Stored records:
++++++++++++++++++++
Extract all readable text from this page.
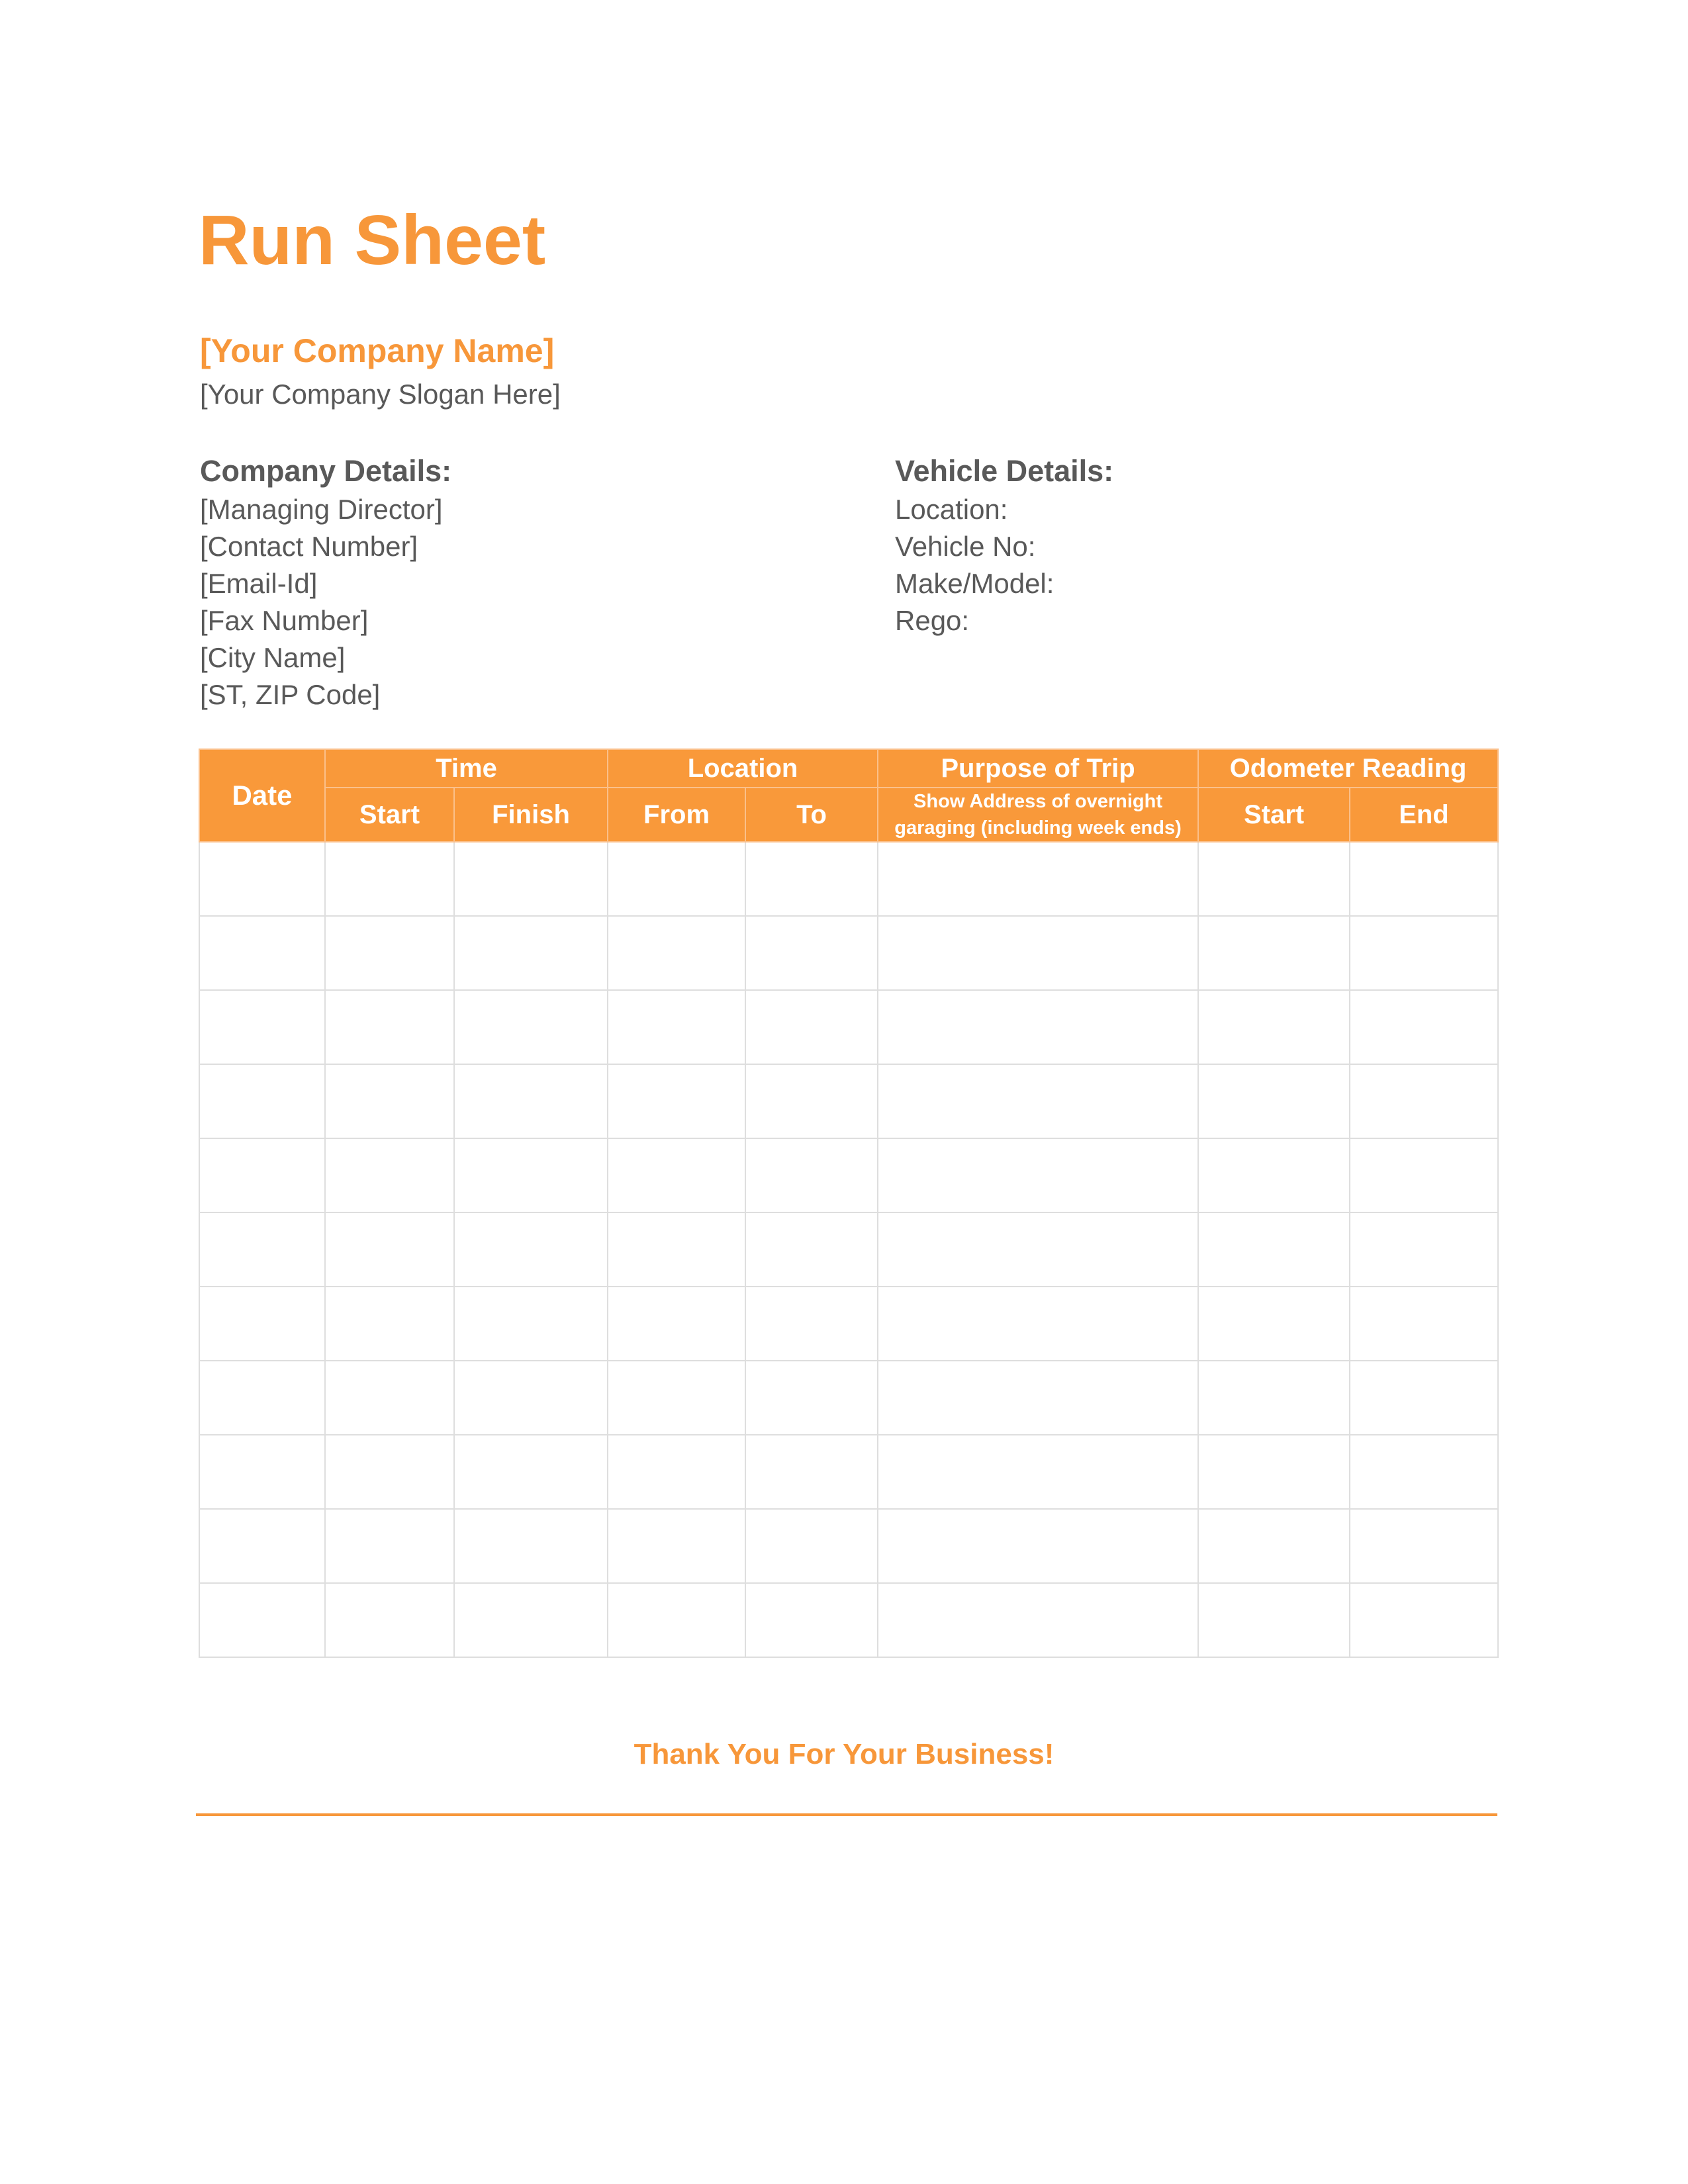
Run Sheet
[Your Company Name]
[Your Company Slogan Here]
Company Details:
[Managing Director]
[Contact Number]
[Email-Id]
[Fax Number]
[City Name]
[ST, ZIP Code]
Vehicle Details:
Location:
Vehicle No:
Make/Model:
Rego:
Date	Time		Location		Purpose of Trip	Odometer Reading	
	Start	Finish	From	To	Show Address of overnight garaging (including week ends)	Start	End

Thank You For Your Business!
++++++++++++++++++++
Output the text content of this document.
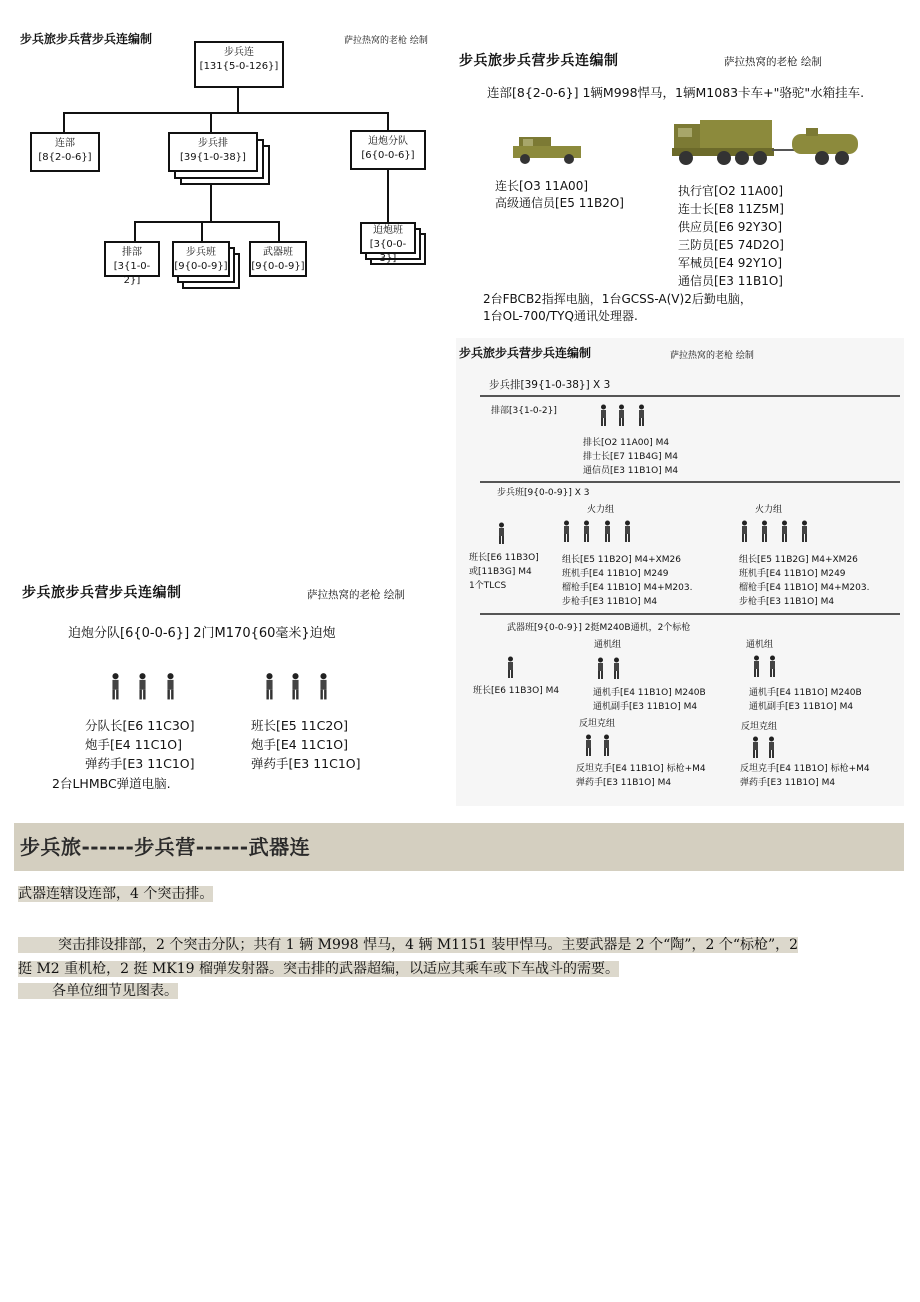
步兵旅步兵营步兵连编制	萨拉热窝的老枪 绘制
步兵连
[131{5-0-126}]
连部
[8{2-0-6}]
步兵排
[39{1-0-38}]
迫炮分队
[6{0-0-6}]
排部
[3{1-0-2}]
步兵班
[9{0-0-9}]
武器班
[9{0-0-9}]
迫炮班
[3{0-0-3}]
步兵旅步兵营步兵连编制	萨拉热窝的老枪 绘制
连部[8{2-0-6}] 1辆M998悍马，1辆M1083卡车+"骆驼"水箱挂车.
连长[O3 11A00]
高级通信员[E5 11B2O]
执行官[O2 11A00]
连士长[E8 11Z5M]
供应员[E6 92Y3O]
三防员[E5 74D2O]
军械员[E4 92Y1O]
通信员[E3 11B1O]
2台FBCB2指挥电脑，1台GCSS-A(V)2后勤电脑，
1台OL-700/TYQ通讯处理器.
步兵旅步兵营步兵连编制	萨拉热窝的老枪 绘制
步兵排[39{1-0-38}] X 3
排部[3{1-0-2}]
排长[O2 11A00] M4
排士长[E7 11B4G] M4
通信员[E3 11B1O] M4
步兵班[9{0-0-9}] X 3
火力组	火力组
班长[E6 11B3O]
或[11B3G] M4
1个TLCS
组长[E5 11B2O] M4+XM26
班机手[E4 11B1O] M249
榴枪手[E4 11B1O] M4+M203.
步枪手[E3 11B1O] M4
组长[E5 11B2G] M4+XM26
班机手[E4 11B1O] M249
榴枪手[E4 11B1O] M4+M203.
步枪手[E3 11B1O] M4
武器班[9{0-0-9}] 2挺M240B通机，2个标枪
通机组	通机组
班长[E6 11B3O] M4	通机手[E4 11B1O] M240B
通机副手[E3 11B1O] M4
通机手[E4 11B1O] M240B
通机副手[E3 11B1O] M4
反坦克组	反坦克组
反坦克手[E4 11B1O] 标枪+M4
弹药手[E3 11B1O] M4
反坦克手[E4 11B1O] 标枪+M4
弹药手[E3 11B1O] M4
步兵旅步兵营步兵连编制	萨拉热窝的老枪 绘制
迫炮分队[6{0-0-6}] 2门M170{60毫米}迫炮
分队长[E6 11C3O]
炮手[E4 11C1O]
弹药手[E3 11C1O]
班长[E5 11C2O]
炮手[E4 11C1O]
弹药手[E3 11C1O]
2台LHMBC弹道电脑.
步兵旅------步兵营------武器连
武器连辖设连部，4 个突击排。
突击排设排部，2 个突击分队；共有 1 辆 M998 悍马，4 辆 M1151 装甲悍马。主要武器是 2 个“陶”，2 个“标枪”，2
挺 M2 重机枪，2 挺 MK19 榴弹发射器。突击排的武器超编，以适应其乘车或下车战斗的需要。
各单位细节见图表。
++++++++++++++++++++
• _Work instructions_
Copy out every line of the material above that mentions the word "Location".

• _Reply_
Location:
Date	Time		Location		Purpose of Trip	Odometer Reading	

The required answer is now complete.